* START Provided entries *

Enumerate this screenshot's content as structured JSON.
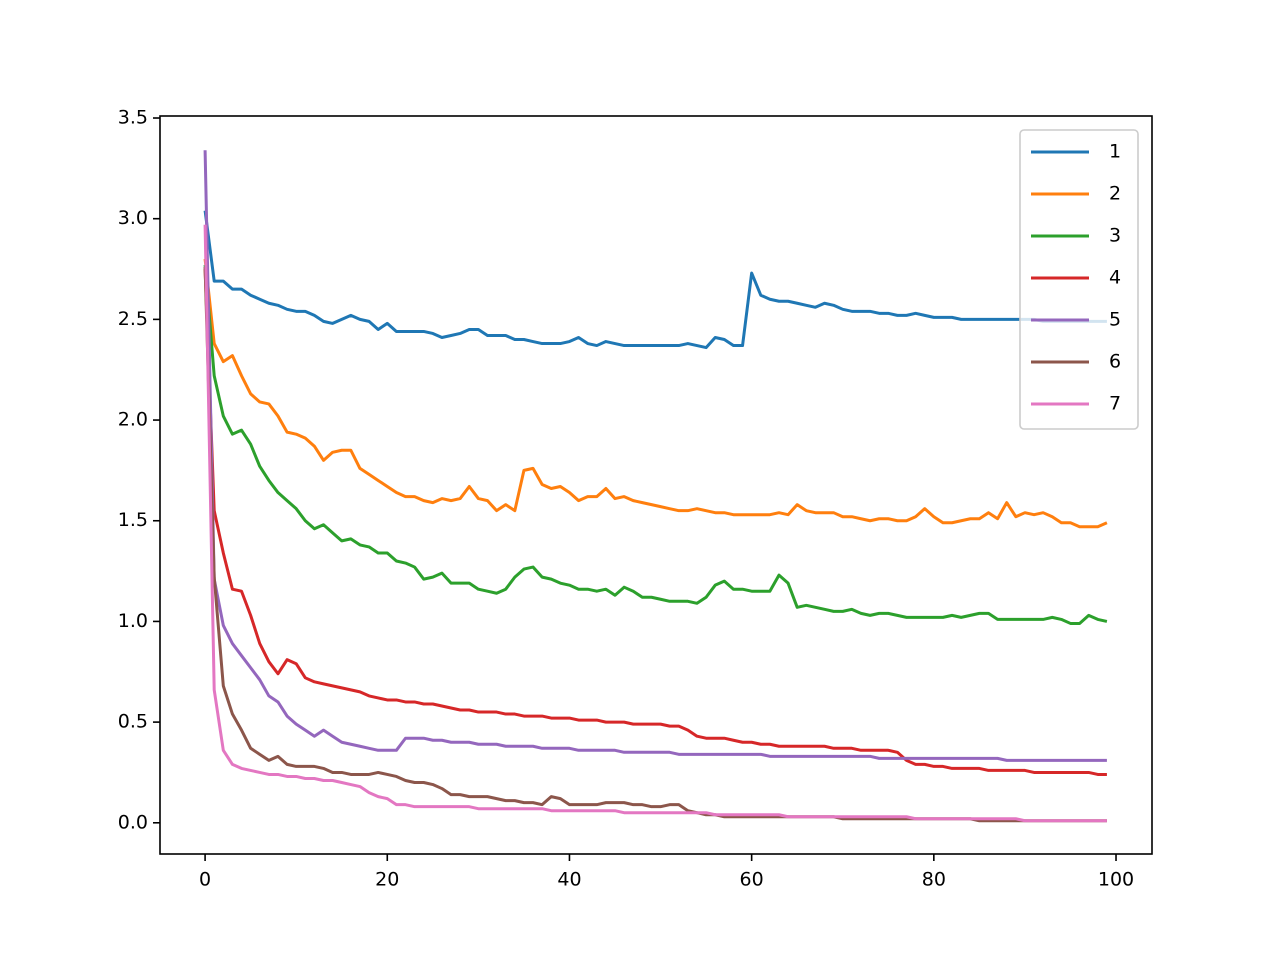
{
  "chart_data": {
    "type": "line",
    "x": [
      0,
      1,
      2,
      3,
      4,
      5,
      6,
      7,
      8,
      9,
      10,
      11,
      12,
      13,
      14,
      15,
      16,
      17,
      18,
      19,
      20,
      21,
      22,
      23,
      24,
      25,
      26,
      27,
      28,
      29,
      30,
      31,
      32,
      33,
      34,
      35,
      36,
      37,
      38,
      39,
      40,
      41,
      42,
      43,
      44,
      45,
      46,
      47,
      48,
      49,
      50,
      51,
      52,
      53,
      54,
      55,
      56,
      57,
      58,
      59,
      60,
      61,
      62,
      63,
      64,
      65,
      66,
      67,
      68,
      69,
      70,
      71,
      72,
      73,
      74,
      75,
      76,
      77,
      78,
      79,
      80,
      81,
      82,
      83,
      84,
      85,
      86,
      87,
      88,
      89,
      90,
      91,
      92,
      93,
      94,
      95,
      96,
      97,
      98,
      99
    ],
    "xlim": [
      -4.95,
      103.95
    ],
    "xticks": [
      0,
      20,
      40,
      60,
      80,
      100
    ],
    "ylim": [
      -0.155,
      3.51
    ],
    "yticks": [
      {
        "value": 0,
        "label": "0.0"
      },
      0.5,
      {
        "value": 1,
        "label": "1.0"
      },
      1.5,
      {
        "value": 2,
        "label": "2.0"
      },
      2.5,
      {
        "value": 3,
        "label": "3.0"
      },
      3.5
    ],
    "legend": "upper right",
    "series": [
      {
        "name": "1",
        "color": "#1f77b4",
        "values": [
          3.04,
          2.69,
          2.69,
          2.65,
          2.65,
          2.62,
          2.6,
          2.58,
          2.57,
          2.55,
          2.54,
          2.54,
          2.52,
          2.49,
          2.48,
          2.5,
          2.52,
          2.5,
          2.49,
          2.45,
          2.48,
          2.44,
          2.44,
          2.44,
          2.44,
          2.43,
          2.41,
          2.42,
          2.43,
          2.45,
          2.45,
          2.42,
          2.42,
          2.42,
          2.4,
          2.4,
          2.39,
          2.38,
          2.38,
          2.38,
          2.39,
          2.41,
          2.38,
          2.37,
          2.39,
          2.38,
          2.37,
          2.37,
          2.37,
          2.37,
          2.37,
          2.37,
          2.37,
          2.38,
          2.37,
          2.36,
          2.41,
          2.4,
          2.37,
          2.37,
          2.73,
          2.62,
          2.6,
          2.59,
          2.59,
          2.58,
          2.57,
          2.56,
          2.58,
          2.57,
          2.55,
          2.54,
          2.54,
          2.54,
          2.53,
          2.53,
          2.52,
          2.52,
          2.53,
          2.52,
          2.51,
          2.51,
          2.51,
          2.5,
          2.5,
          2.5,
          2.5,
          2.5,
          2.5,
          2.5,
          2.5,
          2.5,
          2.49,
          2.49,
          2.49,
          2.49,
          2.49,
          2.49,
          2.49,
          2.49
        ]
      },
      {
        "name": "2",
        "color": "#ff7f0e",
        "values": [
          2.8,
          2.38,
          2.29,
          2.32,
          2.22,
          2.13,
          2.09,
          2.08,
          2.02,
          1.94,
          1.93,
          1.91,
          1.87,
          1.8,
          1.84,
          1.85,
          1.85,
          1.76,
          1.73,
          1.7,
          1.67,
          1.64,
          1.62,
          1.62,
          1.6,
          1.59,
          1.61,
          1.6,
          1.61,
          1.67,
          1.61,
          1.6,
          1.55,
          1.58,
          1.55,
          1.75,
          1.76,
          1.68,
          1.66,
          1.67,
          1.64,
          1.6,
          1.62,
          1.62,
          1.66,
          1.61,
          1.62,
          1.6,
          1.59,
          1.58,
          1.57,
          1.56,
          1.55,
          1.55,
          1.56,
          1.55,
          1.54,
          1.54,
          1.53,
          1.53,
          1.53,
          1.53,
          1.53,
          1.54,
          1.53,
          1.58,
          1.55,
          1.54,
          1.54,
          1.54,
          1.52,
          1.52,
          1.51,
          1.5,
          1.51,
          1.51,
          1.5,
          1.5,
          1.52,
          1.56,
          1.52,
          1.49,
          1.49,
          1.5,
          1.51,
          1.51,
          1.54,
          1.51,
          1.59,
          1.52,
          1.54,
          1.53,
          1.54,
          1.52,
          1.49,
          1.49,
          1.47,
          1.47,
          1.47,
          1.49
        ]
      },
      {
        "name": "3",
        "color": "#2ca02c",
        "values": [
          2.77,
          2.22,
          2.02,
          1.93,
          1.95,
          1.88,
          1.77,
          1.7,
          1.64,
          1.6,
          1.56,
          1.5,
          1.46,
          1.48,
          1.44,
          1.4,
          1.41,
          1.38,
          1.37,
          1.34,
          1.34,
          1.3,
          1.29,
          1.27,
          1.21,
          1.22,
          1.24,
          1.19,
          1.19,
          1.19,
          1.16,
          1.15,
          1.14,
          1.16,
          1.22,
          1.26,
          1.27,
          1.22,
          1.21,
          1.19,
          1.18,
          1.16,
          1.16,
          1.15,
          1.16,
          1.13,
          1.17,
          1.15,
          1.12,
          1.12,
          1.11,
          1.1,
          1.1,
          1.1,
          1.09,
          1.12,
          1.18,
          1.2,
          1.16,
          1.16,
          1.15,
          1.15,
          1.15,
          1.23,
          1.19,
          1.07,
          1.08,
          1.07,
          1.06,
          1.05,
          1.05,
          1.06,
          1.04,
          1.03,
          1.04,
          1.04,
          1.03,
          1.02,
          1.02,
          1.02,
          1.02,
          1.02,
          1.03,
          1.02,
          1.03,
          1.04,
          1.04,
          1.01,
          1.01,
          1.01,
          1.01,
          1.01,
          1.01,
          1.02,
          1.01,
          0.99,
          0.99,
          1.03,
          1.01,
          1.0
        ]
      },
      {
        "name": "4",
        "color": "#d62728",
        "values": [
          2.75,
          1.55,
          1.34,
          1.16,
          1.15,
          1.03,
          0.89,
          0.8,
          0.74,
          0.81,
          0.79,
          0.72,
          0.7,
          0.69,
          0.68,
          0.67,
          0.66,
          0.65,
          0.63,
          0.62,
          0.61,
          0.61,
          0.6,
          0.6,
          0.59,
          0.59,
          0.58,
          0.57,
          0.56,
          0.56,
          0.55,
          0.55,
          0.55,
          0.54,
          0.54,
          0.53,
          0.53,
          0.53,
          0.52,
          0.52,
          0.52,
          0.51,
          0.51,
          0.51,
          0.5,
          0.5,
          0.5,
          0.49,
          0.49,
          0.49,
          0.49,
          0.48,
          0.48,
          0.46,
          0.43,
          0.42,
          0.42,
          0.42,
          0.41,
          0.4,
          0.4,
          0.39,
          0.39,
          0.38,
          0.38,
          0.38,
          0.38,
          0.38,
          0.38,
          0.37,
          0.37,
          0.37,
          0.36,
          0.36,
          0.36,
          0.36,
          0.35,
          0.31,
          0.29,
          0.29,
          0.28,
          0.28,
          0.27,
          0.27,
          0.27,
          0.27,
          0.26,
          0.26,
          0.26,
          0.26,
          0.26,
          0.25,
          0.25,
          0.25,
          0.25,
          0.25,
          0.25,
          0.25,
          0.24,
          0.24
        ]
      },
      {
        "name": "5",
        "color": "#9467bd",
        "values": [
          3.34,
          1.21,
          0.98,
          0.89,
          0.83,
          0.77,
          0.71,
          0.63,
          0.6,
          0.53,
          0.49,
          0.46,
          0.43,
          0.46,
          0.43,
          0.4,
          0.39,
          0.38,
          0.37,
          0.36,
          0.36,
          0.36,
          0.42,
          0.42,
          0.42,
          0.41,
          0.41,
          0.4,
          0.4,
          0.4,
          0.39,
          0.39,
          0.39,
          0.38,
          0.38,
          0.38,
          0.38,
          0.37,
          0.37,
          0.37,
          0.37,
          0.36,
          0.36,
          0.36,
          0.36,
          0.36,
          0.35,
          0.35,
          0.35,
          0.35,
          0.35,
          0.35,
          0.34,
          0.34,
          0.34,
          0.34,
          0.34,
          0.34,
          0.34,
          0.34,
          0.34,
          0.34,
          0.33,
          0.33,
          0.33,
          0.33,
          0.33,
          0.33,
          0.33,
          0.33,
          0.33,
          0.33,
          0.33,
          0.33,
          0.32,
          0.32,
          0.32,
          0.32,
          0.32,
          0.32,
          0.32,
          0.32,
          0.32,
          0.32,
          0.32,
          0.32,
          0.32,
          0.32,
          0.31,
          0.31,
          0.31,
          0.31,
          0.31,
          0.31,
          0.31,
          0.31,
          0.31,
          0.31,
          0.31,
          0.31
        ]
      },
      {
        "name": "6",
        "color": "#8c564b",
        "values": [
          2.76,
          1.22,
          0.68,
          0.54,
          0.46,
          0.37,
          0.34,
          0.31,
          0.33,
          0.29,
          0.28,
          0.28,
          0.28,
          0.27,
          0.25,
          0.25,
          0.24,
          0.24,
          0.24,
          0.25,
          0.24,
          0.23,
          0.21,
          0.2,
          0.2,
          0.19,
          0.17,
          0.14,
          0.14,
          0.13,
          0.13,
          0.13,
          0.12,
          0.11,
          0.11,
          0.1,
          0.1,
          0.09,
          0.13,
          0.12,
          0.09,
          0.09,
          0.09,
          0.09,
          0.1,
          0.1,
          0.1,
          0.09,
          0.09,
          0.08,
          0.08,
          0.09,
          0.09,
          0.06,
          0.05,
          0.04,
          0.04,
          0.03,
          0.03,
          0.03,
          0.03,
          0.03,
          0.03,
          0.03,
          0.03,
          0.03,
          0.03,
          0.03,
          0.03,
          0.03,
          0.02,
          0.02,
          0.02,
          0.02,
          0.02,
          0.02,
          0.02,
          0.02,
          0.02,
          0.02,
          0.02,
          0.02,
          0.02,
          0.02,
          0.02,
          0.01,
          0.01,
          0.01,
          0.01,
          0.01,
          0.01,
          0.01,
          0.01,
          0.01,
          0.01,
          0.01,
          0.01,
          0.01,
          0.01,
          0.01
        ]
      },
      {
        "name": "7",
        "color": "#e377c2",
        "values": [
          2.97,
          0.66,
          0.36,
          0.29,
          0.27,
          0.26,
          0.25,
          0.24,
          0.24,
          0.23,
          0.23,
          0.22,
          0.22,
          0.21,
          0.21,
          0.2,
          0.19,
          0.18,
          0.15,
          0.13,
          0.12,
          0.09,
          0.09,
          0.08,
          0.08,
          0.08,
          0.08,
          0.08,
          0.08,
          0.08,
          0.07,
          0.07,
          0.07,
          0.07,
          0.07,
          0.07,
          0.07,
          0.07,
          0.06,
          0.06,
          0.06,
          0.06,
          0.06,
          0.06,
          0.06,
          0.06,
          0.05,
          0.05,
          0.05,
          0.05,
          0.05,
          0.05,
          0.05,
          0.05,
          0.05,
          0.05,
          0.04,
          0.04,
          0.04,
          0.04,
          0.04,
          0.04,
          0.04,
          0.04,
          0.03,
          0.03,
          0.03,
          0.03,
          0.03,
          0.03,
          0.03,
          0.03,
          0.03,
          0.03,
          0.03,
          0.03,
          0.03,
          0.03,
          0.02,
          0.02,
          0.02,
          0.02,
          0.02,
          0.02,
          0.02,
          0.02,
          0.02,
          0.02,
          0.02,
          0.02,
          0.01,
          0.01,
          0.01,
          0.01,
          0.01,
          0.01,
          0.01,
          0.01,
          0.01,
          0.01
        ]
      }
    ]
  }
}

* END Provided entries *

Directions:
Work out how many lines of the data above hold the word "color", and write only the count.

Output of the exercise:
7